§ **Your goal**: Search the data below for the string "Alimentari". Extract every line that contains it.
--
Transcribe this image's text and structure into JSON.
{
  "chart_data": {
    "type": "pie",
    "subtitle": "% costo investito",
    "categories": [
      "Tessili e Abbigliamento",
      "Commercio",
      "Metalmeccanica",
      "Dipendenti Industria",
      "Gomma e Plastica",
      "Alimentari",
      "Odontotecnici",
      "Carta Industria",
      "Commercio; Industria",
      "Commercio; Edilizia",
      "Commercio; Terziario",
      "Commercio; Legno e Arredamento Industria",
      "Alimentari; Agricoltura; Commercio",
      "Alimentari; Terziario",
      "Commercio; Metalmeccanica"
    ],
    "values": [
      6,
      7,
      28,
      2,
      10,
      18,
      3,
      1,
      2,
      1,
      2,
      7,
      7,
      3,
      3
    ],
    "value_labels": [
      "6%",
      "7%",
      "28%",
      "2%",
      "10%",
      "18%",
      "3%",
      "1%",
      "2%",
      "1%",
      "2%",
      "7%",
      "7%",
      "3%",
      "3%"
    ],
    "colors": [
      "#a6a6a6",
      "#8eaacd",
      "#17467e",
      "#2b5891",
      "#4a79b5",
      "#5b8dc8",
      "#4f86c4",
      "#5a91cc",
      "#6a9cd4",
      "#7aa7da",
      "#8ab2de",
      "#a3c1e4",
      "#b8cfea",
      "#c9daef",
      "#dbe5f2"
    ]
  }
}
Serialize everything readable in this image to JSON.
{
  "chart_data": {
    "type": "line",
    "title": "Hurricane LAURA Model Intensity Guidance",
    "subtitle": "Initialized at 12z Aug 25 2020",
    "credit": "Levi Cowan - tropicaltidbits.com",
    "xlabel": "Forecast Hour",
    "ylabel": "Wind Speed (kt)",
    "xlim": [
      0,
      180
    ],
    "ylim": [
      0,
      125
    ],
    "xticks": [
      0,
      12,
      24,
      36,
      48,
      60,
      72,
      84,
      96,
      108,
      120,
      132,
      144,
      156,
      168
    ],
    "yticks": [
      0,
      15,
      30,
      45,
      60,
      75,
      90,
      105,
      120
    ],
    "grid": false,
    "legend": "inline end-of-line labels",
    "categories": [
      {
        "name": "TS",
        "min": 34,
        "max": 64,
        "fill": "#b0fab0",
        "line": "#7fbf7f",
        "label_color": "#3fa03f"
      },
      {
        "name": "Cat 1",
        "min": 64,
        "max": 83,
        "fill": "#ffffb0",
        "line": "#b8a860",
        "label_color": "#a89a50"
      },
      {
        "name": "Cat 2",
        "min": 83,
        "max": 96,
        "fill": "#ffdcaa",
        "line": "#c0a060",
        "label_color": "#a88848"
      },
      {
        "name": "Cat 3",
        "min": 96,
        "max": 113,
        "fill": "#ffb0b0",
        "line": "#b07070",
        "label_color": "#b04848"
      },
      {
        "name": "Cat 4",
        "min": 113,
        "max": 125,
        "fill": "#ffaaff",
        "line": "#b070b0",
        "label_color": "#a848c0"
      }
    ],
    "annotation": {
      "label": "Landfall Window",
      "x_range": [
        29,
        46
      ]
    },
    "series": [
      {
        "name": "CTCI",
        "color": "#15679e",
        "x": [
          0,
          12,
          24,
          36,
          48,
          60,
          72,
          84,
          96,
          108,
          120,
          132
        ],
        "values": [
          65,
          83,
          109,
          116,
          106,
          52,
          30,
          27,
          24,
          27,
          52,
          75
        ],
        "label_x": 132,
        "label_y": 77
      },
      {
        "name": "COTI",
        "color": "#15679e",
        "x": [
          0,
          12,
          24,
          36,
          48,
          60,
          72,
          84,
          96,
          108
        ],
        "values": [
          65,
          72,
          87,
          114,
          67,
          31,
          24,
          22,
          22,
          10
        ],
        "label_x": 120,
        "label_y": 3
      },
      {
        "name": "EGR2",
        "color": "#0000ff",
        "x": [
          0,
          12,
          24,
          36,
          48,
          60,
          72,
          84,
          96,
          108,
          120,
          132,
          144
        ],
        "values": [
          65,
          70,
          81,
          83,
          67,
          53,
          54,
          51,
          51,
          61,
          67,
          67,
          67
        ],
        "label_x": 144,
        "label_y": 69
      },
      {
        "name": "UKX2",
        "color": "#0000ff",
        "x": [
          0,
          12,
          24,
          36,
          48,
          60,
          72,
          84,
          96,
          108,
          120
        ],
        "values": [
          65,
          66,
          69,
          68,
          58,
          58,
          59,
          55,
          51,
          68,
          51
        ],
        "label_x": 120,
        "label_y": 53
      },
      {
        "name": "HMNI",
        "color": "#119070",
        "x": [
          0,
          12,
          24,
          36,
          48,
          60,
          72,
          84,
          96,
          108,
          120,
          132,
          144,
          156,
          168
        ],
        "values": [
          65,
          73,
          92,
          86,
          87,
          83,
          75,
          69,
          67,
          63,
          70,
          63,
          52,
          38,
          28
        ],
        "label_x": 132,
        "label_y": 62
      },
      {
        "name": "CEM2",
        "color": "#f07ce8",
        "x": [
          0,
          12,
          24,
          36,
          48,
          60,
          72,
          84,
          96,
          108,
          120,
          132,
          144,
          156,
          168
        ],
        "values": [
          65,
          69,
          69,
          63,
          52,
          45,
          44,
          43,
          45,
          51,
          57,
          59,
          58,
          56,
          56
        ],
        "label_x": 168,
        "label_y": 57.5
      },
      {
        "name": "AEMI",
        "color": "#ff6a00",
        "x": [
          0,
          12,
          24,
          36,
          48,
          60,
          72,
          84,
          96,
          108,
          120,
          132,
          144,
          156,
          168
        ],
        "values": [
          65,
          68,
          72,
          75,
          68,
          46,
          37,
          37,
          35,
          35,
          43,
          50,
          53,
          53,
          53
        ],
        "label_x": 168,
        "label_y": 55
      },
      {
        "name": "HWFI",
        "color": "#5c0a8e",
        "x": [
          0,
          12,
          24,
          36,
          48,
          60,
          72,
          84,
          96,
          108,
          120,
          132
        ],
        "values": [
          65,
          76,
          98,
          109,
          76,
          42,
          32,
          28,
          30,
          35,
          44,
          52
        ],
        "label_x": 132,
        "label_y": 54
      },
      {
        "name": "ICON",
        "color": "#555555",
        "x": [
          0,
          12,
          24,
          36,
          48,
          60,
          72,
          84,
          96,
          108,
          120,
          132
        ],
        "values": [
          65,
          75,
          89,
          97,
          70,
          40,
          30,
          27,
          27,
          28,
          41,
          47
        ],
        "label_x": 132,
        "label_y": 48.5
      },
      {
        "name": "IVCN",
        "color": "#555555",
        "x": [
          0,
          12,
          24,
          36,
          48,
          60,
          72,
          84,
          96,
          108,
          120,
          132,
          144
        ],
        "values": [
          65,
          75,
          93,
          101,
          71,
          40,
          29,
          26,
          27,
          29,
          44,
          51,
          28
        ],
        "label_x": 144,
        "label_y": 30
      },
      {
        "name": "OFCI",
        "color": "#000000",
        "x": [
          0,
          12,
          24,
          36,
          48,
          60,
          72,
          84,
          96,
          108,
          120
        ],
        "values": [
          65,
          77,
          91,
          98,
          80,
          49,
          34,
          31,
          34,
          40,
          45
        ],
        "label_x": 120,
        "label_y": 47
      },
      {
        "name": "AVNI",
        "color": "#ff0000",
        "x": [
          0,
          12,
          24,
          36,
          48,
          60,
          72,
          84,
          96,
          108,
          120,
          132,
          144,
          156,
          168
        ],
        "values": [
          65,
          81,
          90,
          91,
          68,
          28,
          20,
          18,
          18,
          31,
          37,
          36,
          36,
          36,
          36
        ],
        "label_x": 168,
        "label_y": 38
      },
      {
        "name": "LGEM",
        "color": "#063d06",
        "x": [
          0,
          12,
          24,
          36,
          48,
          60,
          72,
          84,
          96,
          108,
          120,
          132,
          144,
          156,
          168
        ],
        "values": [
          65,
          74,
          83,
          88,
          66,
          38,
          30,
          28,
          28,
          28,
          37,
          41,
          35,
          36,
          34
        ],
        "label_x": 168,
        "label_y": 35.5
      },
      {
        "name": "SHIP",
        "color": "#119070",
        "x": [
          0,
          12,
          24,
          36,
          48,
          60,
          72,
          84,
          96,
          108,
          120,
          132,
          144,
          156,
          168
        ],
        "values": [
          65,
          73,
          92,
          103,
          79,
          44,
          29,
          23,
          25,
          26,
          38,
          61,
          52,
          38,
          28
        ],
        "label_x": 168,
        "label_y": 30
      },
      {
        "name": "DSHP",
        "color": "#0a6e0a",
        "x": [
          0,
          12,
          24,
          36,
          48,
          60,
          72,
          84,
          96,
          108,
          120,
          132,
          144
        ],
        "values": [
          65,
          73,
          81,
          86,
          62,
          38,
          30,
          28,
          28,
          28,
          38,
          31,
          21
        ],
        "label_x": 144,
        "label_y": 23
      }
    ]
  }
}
--
§ **Output below**:
      "Alimentari",
      "Alimentari; Agricoltura; Commercio",
      "Alimentari; Terziario",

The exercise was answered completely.